Robotics has always had great fascination for artificial intelligence researchers. After all, the ability to function convincingly in a real-world environment would go a long way toward demonstrating the viability of true artificial intelligence. Building a smart, more humanlike robot involves several interrelated challenges, all quite difficult. These include developing a system for seeing and interpreting the environment (computer vision) as well a way to represent the environment internally so as to be able to navigate around obstacles and perform tasks.

One of the earliest AI robots was “Shakey, ” built at the Stanford Research Institute (SRI) in 1969. Shakey could navigate only in a rather simplified environment. However, the “Stanford Cart, ” built by Hans Moravec in the late 1970s could navigate around the nearby campus without getting into too much trouble.

An innovative line of research began in the 1990s at MIT. Instead of a “top down” approach of programming robots with explicit logical rules, so-called behavior-based robotics works from the bottom up, coupling systems of sensors and actuators that each have their own simple rules, from which can emerge surprisingly complex behavior. The MIT “sociable robots” Cog and Kismet were able to explore the world and learn to interact with people in somewhat the way a human toddler might.

Swarm robotics is an approach to robotics that emphasizes many simple robots instead of a single complex robot. A robot swarm has much in common with an ant colony or swarm of bees. No individual in the group is very intelligent or complex, but combined, they can perform difficult tasks. Swarm robotics has been an experimental field, but many practical applications have been proposed.

A traditional robot often needs complex components and significant computer processing power to accomplish its assigned tasks. In swarm robotics, each robot is relatively simple and inexpensive. As a group, these simple machines cooperate to perform advanced tasks that otherwise would require a more powerful, more expensive robot.

Using many simple robots has other advantages as well. Robot swarms have high fault tolerance, meaning that they still will perform well if some of the individual units malfunction or are destroyed. Swarms also are scalable, so the size of the swarm can be increased or decreased as needed.

One use that researchers have demonstrated for swarm robotics is mapping. A single robot would constantly need to keep track of its location, remember where it had been and figure out how to avoid obstacles while still exploring the entire area. A swarm of robots could be programmed simply to avoid obstacles while keeping in contact with other members of the swarm. The data from all of the robots in the swarm is then combined into a single map.

WRITTEN TASKS
1. Using the robotics passage, explain why a swarm can map an area with simpler programming than a single robot would need.
2. In the robotics passage, who built the "Stanford Cart"?

SOURCE DATA

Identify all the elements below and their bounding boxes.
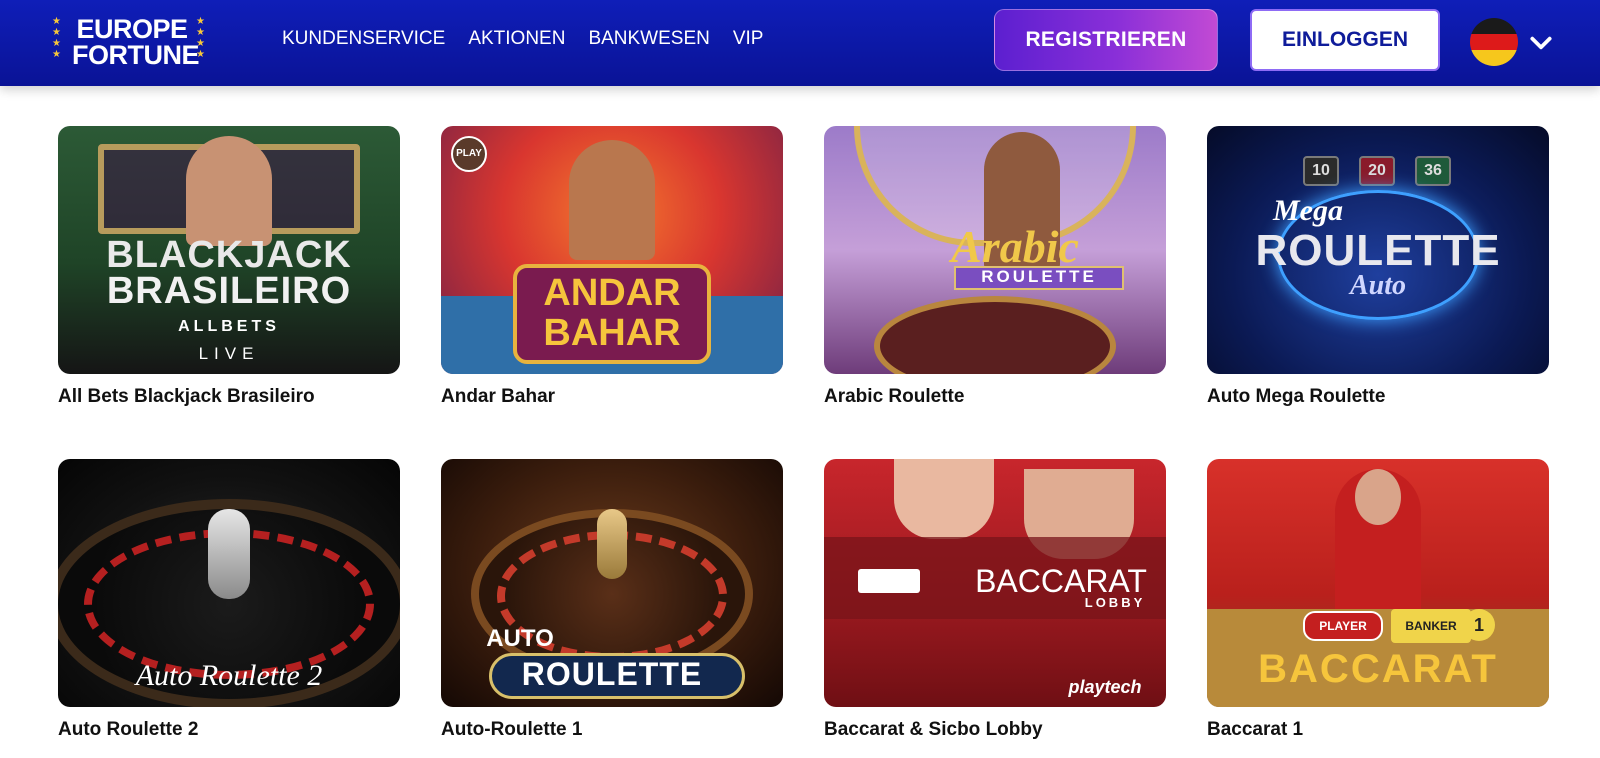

WRITTEN RESPONSES
1. A single robot would have to keep track of its location, remember where it had been, and work out how to avoid obstacles while still exploring the whole area. Each robot in a swarm only needs to avoid obstacles and stay in contact with the others, and the data from all of them is then combined into one map.

2. Hans Moravec built it, in the late 1970s.